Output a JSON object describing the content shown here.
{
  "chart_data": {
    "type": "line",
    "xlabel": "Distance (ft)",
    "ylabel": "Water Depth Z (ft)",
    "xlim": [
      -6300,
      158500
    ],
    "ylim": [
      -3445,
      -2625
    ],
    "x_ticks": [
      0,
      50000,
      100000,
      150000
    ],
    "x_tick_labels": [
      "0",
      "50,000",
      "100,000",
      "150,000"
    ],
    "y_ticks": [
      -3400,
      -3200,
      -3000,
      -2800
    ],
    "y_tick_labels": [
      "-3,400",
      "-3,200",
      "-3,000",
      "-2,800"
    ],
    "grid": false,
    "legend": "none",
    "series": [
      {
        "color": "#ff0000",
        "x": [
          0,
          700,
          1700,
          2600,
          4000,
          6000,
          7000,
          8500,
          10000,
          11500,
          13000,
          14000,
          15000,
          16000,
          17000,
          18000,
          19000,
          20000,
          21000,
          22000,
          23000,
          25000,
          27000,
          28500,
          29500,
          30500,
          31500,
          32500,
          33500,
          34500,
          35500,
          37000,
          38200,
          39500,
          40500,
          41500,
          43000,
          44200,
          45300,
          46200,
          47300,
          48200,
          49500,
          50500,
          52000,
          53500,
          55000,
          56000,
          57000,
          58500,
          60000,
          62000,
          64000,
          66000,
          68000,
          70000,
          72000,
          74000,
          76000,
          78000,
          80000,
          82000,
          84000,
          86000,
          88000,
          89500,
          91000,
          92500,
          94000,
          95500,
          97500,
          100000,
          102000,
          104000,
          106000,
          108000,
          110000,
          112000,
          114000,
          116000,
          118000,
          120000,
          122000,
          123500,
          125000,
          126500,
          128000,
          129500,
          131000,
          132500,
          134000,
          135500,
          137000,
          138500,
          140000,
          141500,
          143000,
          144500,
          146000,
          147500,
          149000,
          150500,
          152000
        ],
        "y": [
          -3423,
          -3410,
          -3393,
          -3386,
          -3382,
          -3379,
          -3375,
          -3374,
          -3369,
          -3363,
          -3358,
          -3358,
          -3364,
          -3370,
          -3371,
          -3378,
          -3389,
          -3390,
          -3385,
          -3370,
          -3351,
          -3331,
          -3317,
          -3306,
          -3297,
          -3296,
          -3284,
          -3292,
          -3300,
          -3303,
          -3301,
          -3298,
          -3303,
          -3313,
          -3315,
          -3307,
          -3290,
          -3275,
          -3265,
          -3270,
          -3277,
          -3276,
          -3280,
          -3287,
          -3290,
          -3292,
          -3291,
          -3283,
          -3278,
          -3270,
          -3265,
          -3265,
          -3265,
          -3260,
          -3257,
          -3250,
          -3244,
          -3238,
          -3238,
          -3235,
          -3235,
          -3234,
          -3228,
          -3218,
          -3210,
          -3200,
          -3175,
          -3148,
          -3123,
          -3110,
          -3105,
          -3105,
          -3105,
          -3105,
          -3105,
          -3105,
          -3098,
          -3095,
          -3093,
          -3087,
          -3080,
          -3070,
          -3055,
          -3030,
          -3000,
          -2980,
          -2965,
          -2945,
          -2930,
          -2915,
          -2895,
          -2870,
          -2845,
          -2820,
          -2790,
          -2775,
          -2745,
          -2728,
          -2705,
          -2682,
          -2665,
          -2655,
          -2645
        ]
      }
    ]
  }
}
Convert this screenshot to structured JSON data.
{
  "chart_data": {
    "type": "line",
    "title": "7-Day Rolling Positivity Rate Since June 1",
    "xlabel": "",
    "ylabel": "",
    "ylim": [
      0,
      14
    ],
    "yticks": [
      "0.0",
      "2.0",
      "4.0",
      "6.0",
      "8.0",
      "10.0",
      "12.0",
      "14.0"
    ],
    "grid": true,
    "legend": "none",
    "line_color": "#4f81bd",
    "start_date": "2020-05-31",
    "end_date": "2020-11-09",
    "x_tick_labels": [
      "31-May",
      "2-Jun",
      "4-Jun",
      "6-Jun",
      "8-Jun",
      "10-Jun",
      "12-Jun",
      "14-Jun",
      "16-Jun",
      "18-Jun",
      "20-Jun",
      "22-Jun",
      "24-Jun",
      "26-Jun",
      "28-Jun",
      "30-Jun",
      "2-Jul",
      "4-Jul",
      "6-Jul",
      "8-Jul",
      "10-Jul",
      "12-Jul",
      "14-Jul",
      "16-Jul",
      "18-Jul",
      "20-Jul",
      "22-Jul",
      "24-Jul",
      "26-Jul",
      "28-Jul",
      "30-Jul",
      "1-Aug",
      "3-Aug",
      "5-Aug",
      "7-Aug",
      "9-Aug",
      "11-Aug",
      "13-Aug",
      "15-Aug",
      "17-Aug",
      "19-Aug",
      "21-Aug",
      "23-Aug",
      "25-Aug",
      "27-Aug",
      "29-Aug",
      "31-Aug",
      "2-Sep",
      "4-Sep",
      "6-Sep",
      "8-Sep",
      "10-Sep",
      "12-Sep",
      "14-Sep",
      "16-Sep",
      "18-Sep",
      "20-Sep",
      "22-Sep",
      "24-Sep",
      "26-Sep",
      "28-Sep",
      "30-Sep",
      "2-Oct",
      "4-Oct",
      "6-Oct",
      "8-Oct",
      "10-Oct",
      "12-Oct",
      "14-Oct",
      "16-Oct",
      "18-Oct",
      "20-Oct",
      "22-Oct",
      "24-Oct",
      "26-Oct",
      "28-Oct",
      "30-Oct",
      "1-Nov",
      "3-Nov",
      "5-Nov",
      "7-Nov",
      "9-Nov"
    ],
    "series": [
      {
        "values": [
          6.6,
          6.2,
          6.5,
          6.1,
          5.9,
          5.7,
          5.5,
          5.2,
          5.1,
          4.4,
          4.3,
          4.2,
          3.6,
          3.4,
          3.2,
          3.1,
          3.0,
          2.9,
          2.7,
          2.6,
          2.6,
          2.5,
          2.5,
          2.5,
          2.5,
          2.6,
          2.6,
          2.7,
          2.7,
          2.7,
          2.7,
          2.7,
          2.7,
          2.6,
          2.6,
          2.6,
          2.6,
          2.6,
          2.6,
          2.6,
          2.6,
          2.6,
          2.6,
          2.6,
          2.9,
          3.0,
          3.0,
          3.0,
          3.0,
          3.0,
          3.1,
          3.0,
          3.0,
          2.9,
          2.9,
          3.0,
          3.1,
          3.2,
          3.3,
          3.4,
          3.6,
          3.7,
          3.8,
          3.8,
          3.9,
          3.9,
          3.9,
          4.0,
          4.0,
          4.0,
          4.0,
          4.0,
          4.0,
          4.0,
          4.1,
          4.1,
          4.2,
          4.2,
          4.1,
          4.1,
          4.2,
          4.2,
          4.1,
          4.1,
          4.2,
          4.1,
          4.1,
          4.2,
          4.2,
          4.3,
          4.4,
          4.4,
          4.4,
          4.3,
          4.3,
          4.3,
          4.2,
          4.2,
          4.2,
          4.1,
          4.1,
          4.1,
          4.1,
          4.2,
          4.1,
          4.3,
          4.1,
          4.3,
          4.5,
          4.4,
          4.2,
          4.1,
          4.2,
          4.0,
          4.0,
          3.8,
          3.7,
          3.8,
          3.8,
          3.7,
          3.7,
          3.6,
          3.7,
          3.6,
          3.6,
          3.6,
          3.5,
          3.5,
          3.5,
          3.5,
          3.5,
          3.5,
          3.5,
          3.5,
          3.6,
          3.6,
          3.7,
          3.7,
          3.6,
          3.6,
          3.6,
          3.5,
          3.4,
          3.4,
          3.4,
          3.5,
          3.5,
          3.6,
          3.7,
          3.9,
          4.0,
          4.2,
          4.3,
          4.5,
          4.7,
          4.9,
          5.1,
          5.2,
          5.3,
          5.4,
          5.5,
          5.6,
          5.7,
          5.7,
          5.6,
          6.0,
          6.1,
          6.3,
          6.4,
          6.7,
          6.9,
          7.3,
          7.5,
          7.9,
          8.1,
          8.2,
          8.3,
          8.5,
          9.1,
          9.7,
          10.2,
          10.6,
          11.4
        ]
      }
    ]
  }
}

Brief:
Return each line of the data that contains the string "JSON".

Finished task:
Output a JSON object describing the content shown here.
Convert this screenshot to structured JSON data.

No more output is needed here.